*** Opening of Extracted records ***

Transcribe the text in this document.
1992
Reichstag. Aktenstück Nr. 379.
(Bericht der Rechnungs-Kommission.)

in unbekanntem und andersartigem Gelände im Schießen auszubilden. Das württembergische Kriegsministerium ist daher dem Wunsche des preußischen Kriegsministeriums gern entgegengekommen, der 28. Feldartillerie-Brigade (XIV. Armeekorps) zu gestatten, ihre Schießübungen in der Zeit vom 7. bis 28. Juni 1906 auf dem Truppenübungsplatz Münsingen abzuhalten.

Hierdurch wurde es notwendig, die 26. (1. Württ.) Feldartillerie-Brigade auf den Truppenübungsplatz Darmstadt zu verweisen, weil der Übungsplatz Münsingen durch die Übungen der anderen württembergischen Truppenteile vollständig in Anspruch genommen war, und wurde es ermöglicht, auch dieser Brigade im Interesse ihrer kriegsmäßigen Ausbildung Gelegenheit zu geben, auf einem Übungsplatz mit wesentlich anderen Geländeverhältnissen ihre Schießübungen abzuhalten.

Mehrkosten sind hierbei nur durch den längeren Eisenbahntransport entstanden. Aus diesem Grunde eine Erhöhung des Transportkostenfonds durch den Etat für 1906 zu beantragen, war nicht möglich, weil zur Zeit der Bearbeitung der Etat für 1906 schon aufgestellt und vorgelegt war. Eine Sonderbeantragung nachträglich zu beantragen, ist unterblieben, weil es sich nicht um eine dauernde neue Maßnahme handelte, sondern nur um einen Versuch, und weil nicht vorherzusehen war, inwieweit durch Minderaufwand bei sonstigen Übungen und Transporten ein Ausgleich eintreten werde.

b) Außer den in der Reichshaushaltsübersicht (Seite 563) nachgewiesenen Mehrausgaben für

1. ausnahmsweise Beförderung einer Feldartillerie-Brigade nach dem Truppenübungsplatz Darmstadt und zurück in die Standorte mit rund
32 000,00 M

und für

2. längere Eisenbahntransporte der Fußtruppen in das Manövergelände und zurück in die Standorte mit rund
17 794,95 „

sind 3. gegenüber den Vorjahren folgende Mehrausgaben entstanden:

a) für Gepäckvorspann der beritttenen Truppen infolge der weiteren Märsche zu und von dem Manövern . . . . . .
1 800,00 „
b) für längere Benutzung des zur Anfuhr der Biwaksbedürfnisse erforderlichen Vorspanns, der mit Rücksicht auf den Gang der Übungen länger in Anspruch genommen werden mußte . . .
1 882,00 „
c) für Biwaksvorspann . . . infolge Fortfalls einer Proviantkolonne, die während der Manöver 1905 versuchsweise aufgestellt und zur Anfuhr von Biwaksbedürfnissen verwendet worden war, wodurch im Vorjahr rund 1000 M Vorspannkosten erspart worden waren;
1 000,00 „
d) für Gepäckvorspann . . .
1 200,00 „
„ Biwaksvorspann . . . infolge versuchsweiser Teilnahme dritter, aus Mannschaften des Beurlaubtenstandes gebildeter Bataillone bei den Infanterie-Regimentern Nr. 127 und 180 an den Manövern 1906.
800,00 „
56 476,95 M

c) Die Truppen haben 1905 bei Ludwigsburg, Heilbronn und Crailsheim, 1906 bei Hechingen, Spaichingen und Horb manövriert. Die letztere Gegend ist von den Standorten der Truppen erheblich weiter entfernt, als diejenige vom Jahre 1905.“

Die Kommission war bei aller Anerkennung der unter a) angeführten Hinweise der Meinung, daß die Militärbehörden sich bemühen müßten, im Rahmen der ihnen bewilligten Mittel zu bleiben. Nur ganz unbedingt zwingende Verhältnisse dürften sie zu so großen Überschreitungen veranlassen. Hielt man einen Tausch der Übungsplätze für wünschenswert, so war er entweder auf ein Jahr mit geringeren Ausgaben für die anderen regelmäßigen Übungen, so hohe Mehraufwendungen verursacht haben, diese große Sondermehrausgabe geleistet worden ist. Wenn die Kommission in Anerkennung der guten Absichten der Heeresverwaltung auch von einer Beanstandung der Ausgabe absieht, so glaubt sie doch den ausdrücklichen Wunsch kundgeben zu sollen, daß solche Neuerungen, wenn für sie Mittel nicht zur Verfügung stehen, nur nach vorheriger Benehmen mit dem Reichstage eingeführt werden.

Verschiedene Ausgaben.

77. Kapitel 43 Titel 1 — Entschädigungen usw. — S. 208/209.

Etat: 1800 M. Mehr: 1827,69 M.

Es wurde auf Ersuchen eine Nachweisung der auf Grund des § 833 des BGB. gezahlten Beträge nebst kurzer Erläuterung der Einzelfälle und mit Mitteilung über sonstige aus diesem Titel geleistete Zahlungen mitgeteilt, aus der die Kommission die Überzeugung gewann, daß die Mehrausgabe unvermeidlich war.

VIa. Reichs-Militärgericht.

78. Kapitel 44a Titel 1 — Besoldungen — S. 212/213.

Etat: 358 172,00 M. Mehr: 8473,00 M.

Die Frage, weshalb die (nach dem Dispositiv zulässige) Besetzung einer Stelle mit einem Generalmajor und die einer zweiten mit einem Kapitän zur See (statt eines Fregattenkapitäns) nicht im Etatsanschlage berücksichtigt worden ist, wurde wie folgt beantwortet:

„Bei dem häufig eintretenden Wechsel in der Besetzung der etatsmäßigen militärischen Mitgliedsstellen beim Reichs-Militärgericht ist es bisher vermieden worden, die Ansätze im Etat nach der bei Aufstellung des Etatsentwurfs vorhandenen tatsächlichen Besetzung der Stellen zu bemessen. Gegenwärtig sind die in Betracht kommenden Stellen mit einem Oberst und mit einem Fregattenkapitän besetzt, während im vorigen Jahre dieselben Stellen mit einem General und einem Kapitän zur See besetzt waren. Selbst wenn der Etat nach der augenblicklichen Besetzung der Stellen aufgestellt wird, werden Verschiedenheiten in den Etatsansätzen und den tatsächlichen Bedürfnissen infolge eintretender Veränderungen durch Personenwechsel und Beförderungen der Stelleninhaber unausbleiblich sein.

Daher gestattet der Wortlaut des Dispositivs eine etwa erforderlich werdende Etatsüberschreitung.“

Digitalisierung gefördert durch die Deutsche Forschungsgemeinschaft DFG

*** Close of Extracted records ***

### Directions:
Among the records above, find the lines where the word "Kapitel" appears and copy them.

### Solution for this task:
77. Kapitel 43 Titel 1 — Entschädigungen usw. — S. 208/209.
78. Kapitel 44a Titel 1 — Besoldungen — S. 212/213.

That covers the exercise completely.